- Task statement:
Please print all of the material below, word for word.

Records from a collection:
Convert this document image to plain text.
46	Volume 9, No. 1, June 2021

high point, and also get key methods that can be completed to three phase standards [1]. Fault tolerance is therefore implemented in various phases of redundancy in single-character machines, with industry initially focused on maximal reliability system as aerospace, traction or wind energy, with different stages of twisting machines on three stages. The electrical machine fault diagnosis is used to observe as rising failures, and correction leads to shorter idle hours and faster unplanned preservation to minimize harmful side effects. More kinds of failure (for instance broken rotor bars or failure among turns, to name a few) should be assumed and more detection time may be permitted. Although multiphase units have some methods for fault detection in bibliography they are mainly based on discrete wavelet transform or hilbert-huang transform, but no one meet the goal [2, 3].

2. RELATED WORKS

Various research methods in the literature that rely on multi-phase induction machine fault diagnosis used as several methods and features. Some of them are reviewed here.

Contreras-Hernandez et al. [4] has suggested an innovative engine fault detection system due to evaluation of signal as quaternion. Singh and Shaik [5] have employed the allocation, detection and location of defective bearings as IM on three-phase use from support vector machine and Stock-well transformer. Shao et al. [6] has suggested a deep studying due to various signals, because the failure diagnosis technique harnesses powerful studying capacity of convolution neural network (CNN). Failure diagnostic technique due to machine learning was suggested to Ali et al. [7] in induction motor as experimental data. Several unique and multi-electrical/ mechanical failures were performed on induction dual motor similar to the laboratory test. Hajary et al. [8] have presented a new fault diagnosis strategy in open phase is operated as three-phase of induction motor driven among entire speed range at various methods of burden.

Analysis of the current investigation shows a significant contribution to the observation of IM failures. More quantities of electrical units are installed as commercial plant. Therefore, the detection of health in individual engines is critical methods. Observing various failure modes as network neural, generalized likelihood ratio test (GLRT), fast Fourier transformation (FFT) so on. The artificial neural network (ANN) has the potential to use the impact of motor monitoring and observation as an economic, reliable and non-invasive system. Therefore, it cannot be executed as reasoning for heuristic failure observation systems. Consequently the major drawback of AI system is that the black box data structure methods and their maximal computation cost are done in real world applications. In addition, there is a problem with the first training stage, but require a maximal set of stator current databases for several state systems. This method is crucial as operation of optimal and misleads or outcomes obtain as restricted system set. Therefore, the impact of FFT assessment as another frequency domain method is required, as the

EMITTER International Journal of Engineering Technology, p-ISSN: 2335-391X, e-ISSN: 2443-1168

- Task response:
Convert this document image to plain text.
46	Volume 9, No. 1, June 2021

high point, and also get key methods that can be completed to three phase standards [1]. Fault tolerance is therefore implemented in various phases of redundancy in single-character machines, with industry initially focused on maximal reliability system as aerospace, traction or wind energy, with different stages of twisting machines on three stages. The electrical machine fault diagnosis is used to observe as rising failures, and correction leads to shorter idle hours and faster unplanned preservation to minimize harmful side effects. More kinds of failure (for instance broken rotor bars or failure among turns, to name a few) should be assumed and more detection time may be permitted. Although multiphase units have some methods for fault detection in bibliography they are mainly based on discrete wavelet transform or hilbert-huang transform, but no one meet the goal [2, 3].

2. RELATED WORKS

Various research methods in the literature that rely on multi-phase induction machine fault diagnosis used as several methods and features. Some of them are reviewed here.

Contreras-Hernandez et al. [4] has suggested an innovative engine fault detection system due to evaluation of signal as quaternion. Singh and Shaik [5] have employed the allocation, detection and location of defective bearings as IM on three-phase use from support vector machine and Stock-well transformer. Shao et al. [6] has suggested a deep studying due to various signals, because the failure diagnosis technique harnesses powerful studying capacity of convolution neural network (CNN). Failure diagnostic technique due to machine learning was suggested to Ali et al. [7] in induction motor as experimental data. Several unique and multi-electrical/ mechanical failures were performed on induction dual motor similar to the laboratory test. Hajary et al. [8] have presented a new fault diagnosis strategy in open phase is operated as three-phase of induction motor driven among entire speed range at various methods of burden.

Analysis of the current investigation shows a significant contribution to the observation of IM failures. More quantities of electrical units are installed as commercial plant. Therefore, the detection of health in individual engines is critical methods. Observing various failure modes as network neural, generalized likelihood ratio test (GLRT), fast Fourier transformation (FFT) so on. The artificial neural network (ANN) has the potential to use the impact of motor monitoring and observation as an economic, reliable and non-invasive system. Therefore, it cannot be executed as reasoning for heuristic failure observation systems. Consequently the major drawback of AI system is that the black box data structure methods and their maximal computation cost are done in real world applications. In addition, there is a problem with the first training stage, but require a maximal set of stator current databases for several state systems. This method is crucial as operation of optimal and misleads or outcomes obtain as restricted system set. Therefore, the impact of FFT assessment as another frequency domain method is required, as the

EMITTER International Journal of Engineering Technology, p-ISSN: 2335-391X, e-ISSN: 2443-1168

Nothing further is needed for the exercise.